What you will do »
[1] According to the review of When God was a Rabbit, in what year and city is Elly born?
[2] Write out, word for word, the part of the review of When God was a Rabbit that opens with the words containing "Elly, possibly emotionally" and closes with "out loud funny.".

Source passage »
===

Reviews

Sarah Winman: When God was a Rabbit (April 2024)

When God was a Rabbit tells the story of a close-knit family and their friends from the viewpoint of Elly from her birth in 1968 in London up to her early 30s.
Her parents, Kate and Alfie, have a happy, supportive marriage but have both suffered traumas. Elly and her older brother Joe are thrown together partly because their mother and father are having to care for each other and possibly because they have a bohemian, light touch approach to parenting.
We discussed how refreshing it was to read a book about family dynamics centred on a couple who stay together and provide a secure home.
They move to a large house in Cornwall which is a wrench for Joe and Elly who has to leave behind her only friend, the troubled Jenny Penny.
The family welcome other outsiders into the family circle, Aunt Nancy, who is rather in love with Kate and Arthur and his best friend Ginger. Arthur in particular becomes a much-loved friend, especially to Elly and it was good to see her forming a trusting relationship with an older man after an earlier betrayal.
Elly, possibly emotionally stuck because of the abuse, remains quite childlike and never feels as though she fits in with, as she puts it, normal people. She is a free-spirited tomboy who expresses her own views often to hilarious effect. Her wonderfully inappropriate audition for the part of Mary in the school nativity play was laugh out loud funny.

===

Information supplied »
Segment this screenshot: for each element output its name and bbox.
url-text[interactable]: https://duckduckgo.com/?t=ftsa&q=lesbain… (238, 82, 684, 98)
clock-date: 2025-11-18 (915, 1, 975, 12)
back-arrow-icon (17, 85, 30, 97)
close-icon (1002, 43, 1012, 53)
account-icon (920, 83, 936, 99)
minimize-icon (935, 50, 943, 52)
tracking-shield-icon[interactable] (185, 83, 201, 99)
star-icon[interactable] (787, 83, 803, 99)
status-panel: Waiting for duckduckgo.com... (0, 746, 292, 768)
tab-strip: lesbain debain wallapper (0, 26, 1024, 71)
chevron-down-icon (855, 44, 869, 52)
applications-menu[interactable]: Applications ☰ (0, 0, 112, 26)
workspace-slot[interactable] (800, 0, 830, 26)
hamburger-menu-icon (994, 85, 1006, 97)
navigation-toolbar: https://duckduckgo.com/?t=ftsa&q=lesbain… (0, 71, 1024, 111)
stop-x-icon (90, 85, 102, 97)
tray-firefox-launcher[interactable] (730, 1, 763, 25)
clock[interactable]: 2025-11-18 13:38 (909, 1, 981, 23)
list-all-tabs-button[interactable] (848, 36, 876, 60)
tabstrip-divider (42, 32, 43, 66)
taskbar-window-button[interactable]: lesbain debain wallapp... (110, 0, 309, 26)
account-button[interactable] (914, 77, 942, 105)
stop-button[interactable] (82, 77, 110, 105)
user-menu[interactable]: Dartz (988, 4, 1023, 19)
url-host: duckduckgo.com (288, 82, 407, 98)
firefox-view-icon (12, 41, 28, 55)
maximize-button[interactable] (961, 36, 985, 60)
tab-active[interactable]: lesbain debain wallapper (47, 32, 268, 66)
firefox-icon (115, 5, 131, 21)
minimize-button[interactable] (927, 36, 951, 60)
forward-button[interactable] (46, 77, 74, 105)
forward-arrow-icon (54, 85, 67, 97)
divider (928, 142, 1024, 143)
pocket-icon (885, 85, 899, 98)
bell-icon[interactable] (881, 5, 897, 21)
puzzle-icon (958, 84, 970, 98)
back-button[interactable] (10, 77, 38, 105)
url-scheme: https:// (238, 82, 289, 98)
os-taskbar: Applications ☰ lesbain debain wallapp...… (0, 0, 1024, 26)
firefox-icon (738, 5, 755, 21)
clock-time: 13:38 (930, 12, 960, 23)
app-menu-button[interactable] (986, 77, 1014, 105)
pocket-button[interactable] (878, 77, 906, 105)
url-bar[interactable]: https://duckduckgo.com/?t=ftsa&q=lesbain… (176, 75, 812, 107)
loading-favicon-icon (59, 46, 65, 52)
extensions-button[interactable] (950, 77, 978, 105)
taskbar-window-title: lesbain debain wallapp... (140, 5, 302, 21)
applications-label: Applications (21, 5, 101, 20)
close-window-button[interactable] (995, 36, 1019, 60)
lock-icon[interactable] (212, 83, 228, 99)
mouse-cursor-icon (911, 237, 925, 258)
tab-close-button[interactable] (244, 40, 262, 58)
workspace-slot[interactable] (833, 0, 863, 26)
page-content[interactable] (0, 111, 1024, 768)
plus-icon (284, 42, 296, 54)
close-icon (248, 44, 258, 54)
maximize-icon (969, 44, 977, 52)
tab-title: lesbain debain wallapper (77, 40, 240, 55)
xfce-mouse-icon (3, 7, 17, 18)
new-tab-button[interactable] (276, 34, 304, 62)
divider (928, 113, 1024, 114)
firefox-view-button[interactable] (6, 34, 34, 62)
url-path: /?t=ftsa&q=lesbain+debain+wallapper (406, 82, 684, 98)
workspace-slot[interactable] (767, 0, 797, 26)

===

Activity answers »
[1] 1968, in London.

[2]
Elly, possibly emotionally stuck because of the abuse, remains quite childlike and never feels as though she fits in with, as she puts it, normal people. She is a free-spirited tomboy who expresses her own views often to hilarious effect. Her wonderfully inappropriate audition for the part of Mary in the school nativity play was laugh out loud funny.